Transcribe every entry below word for word, but skip the pictures.
>> start DATA FOR PROCESSING
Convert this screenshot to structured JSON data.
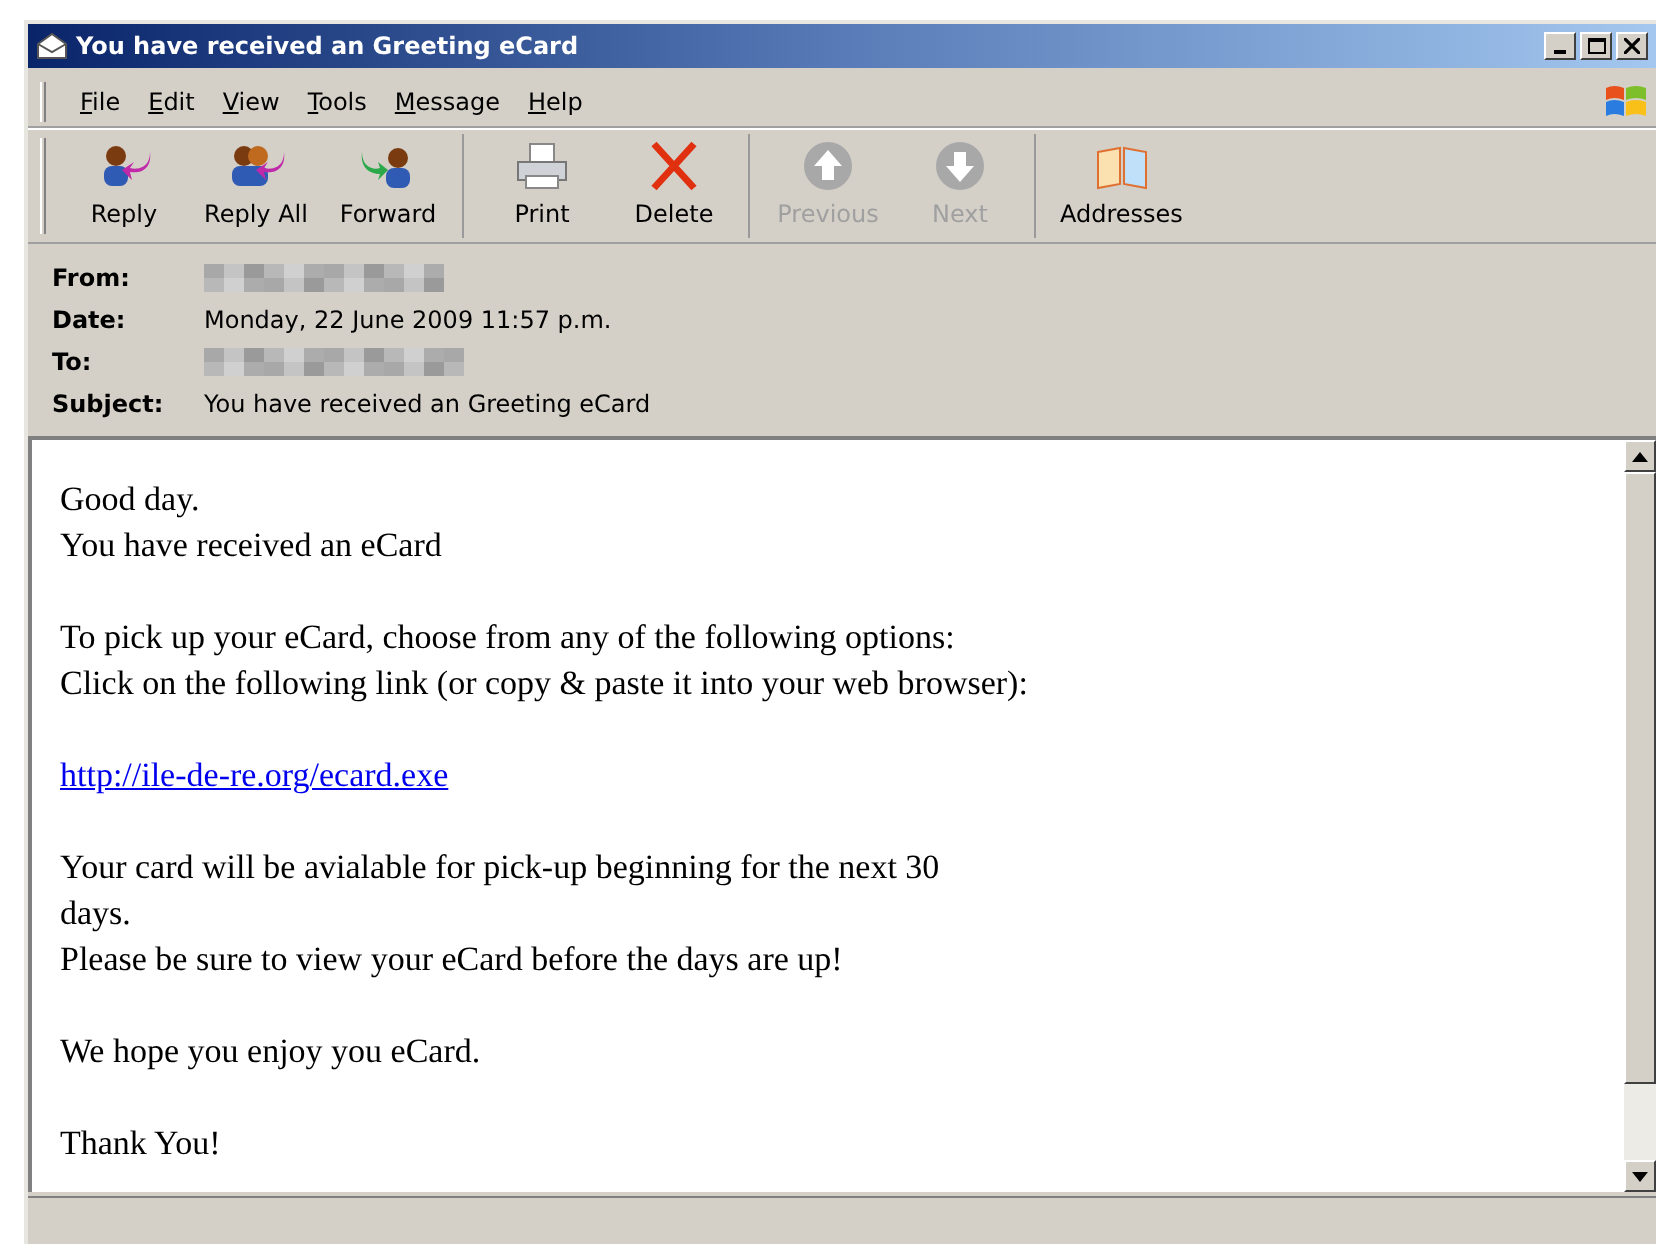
{
  "window": {
    "title": "You have received an Greeting eCard"
  },
  "menu": [
    {
      "label": "File"
    },
    {
      "label": "Edit"
    },
    {
      "label": "View"
    },
    {
      "label": "Tools"
    },
    {
      "label": "Message"
    },
    {
      "label": "Help"
    }
  ],
  "toolbar": [
    {
      "buttons": [
        {
          "kind": "reply",
          "label": "Reply",
          "disabled": false
        },
        {
          "kind": "replyall",
          "label": "Reply All",
          "disabled": false
        },
        {
          "kind": "forward",
          "label": "Forward",
          "disabled": false
        }
      ]
    },
    {
      "buttons": [
        {
          "kind": "print",
          "label": "Print",
          "disabled": false
        },
        {
          "kind": "delete",
          "label": "Delete",
          "disabled": false
        }
      ]
    },
    {
      "buttons": [
        {
          "kind": "previous",
          "label": "Previous",
          "disabled": true
        },
        {
          "kind": "next",
          "label": "Next",
          "disabled": true
        }
      ]
    },
    {
      "buttons": [
        {
          "kind": "addresses",
          "label": "Addresses",
          "disabled": false
        }
      ]
    }
  ],
  "header": [
    {
      "label": "From:",
      "kind": "redacted"
    },
    {
      "label": "Date:",
      "kind": "text",
      "value": "Monday, 22 June 2009 11:57 p.m."
    },
    {
      "label": "To:",
      "kind": "redacted"
    },
    {
      "label": "Subject:",
      "kind": "text",
      "value": "You have received an Greeting eCard"
    }
  ],
  "body": [
    {
      "kind": "text",
      "text": "Good day."
    },
    {
      "kind": "text",
      "text": "You have received an eCard"
    },
    {
      "kind": "gap"
    },
    {
      "kind": "text",
      "text": "To pick up your eCard, choose from any of the following options:"
    },
    {
      "kind": "text",
      "text": "Click on the following link (or copy & paste it into your web browser):"
    },
    {
      "kind": "gap"
    },
    {
      "kind": "link",
      "text": "http://ile-de-re.org/ecard.exe"
    },
    {
      "kind": "gap"
    },
    {
      "kind": "text",
      "text": "Your card will be avialable for pick-up beginning for the next 30"
    },
    {
      "kind": "text",
      "text": "days."
    },
    {
      "kind": "text",
      "text": "Please be sure to view your eCard before the days are up!"
    },
    {
      "kind": "gap"
    },
    {
      "kind": "text",
      "text": "We hope you enjoy you eCard."
    },
    {
      "kind": "gap"
    },
    {
      "kind": "text",
      "text": "Thank You!"
    }
  ]
}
>> end DATA FOR PROCESSING
SOLVED EXERCISE:
Convert this screenshot to structured JSON data.
{
  "window": {
    "title": "You have received an Greeting eCard"
  },
  "menu": [
    {
      "label": "File"
    },
    {
      "label": "Edit"
    },
    {
      "label": "View"
    },
    {
      "label": "Tools"
    },
    {
      "label": "Message"
    },
    {
      "label": "Help"
    }
  ],
  "toolbar": [
    {
      "buttons": [
        {
          "kind": "reply",
          "label": "Reply",
          "disabled": false
        },
        {
          "kind": "replyall",
          "label": "Reply All",
          "disabled": false
        },
        {
          "kind": "forward",
          "label": "Forward",
          "disabled": false
        }
      ]
    },
    {
      "buttons": [
        {
          "kind": "print",
          "label": "Print",
          "disabled": false
        },
        {
          "kind": "delete",
          "label": "Delete",
          "disabled": false
        }
      ]
    },
    {
      "buttons": [
        {
          "kind": "previous",
          "label": "Previous",
          "disabled": true
        },
        {
          "kind": "next",
          "label": "Next",
          "disabled": true
        }
      ]
    },
    {
      "buttons": [
        {
          "kind": "addresses",
          "label": "Addresses",
          "disabled": false
        }
      ]
    }
  ],
  "header": [
    {
      "label": "From:",
      "kind": "redacted"
    },
    {
      "label": "Date:",
      "kind": "text",
      "value": "Monday, 22 June 2009 11:57 p.m."
    },
    {
      "label": "To:",
      "kind": "redacted"
    },
    {
      "label": "Subject:",
      "kind": "text",
      "value": "You have received an Greeting eCard"
    }
  ],
  "body": [
    {
      "kind": "text",
      "text": "Good day."
    },
    {
      "kind": "text",
      "text": "You have received an eCard"
    },
    {
      "kind": "gap"
    },
    {
      "kind": "text",
      "text": "To pick up your eCard, choose from any of the following options:"
    },
    {
      "kind": "text",
      "text": "Click on the following link (or copy & paste it into your web browser):"
    },
    {
      "kind": "gap"
    },
    {
      "kind": "link",
      "text": "http://ile-de-re.org/ecard.exe"
    },
    {
      "kind": "gap"
    },
    {
      "kind": "text",
      "text": "Your card will be avialable for pick-up beginning for the next 30"
    },
    {
      "kind": "text",
      "text": "days."
    },
    {
      "kind": "text",
      "text": "Please be sure to view your eCard before the days are up!"
    },
    {
      "kind": "gap"
    },
    {
      "kind": "text",
      "text": "We hope you enjoy you eCard."
    },
    {
      "kind": "gap"
    },
    {
      "kind": "text",
      "text": "Thank You!"
    }
  ]
}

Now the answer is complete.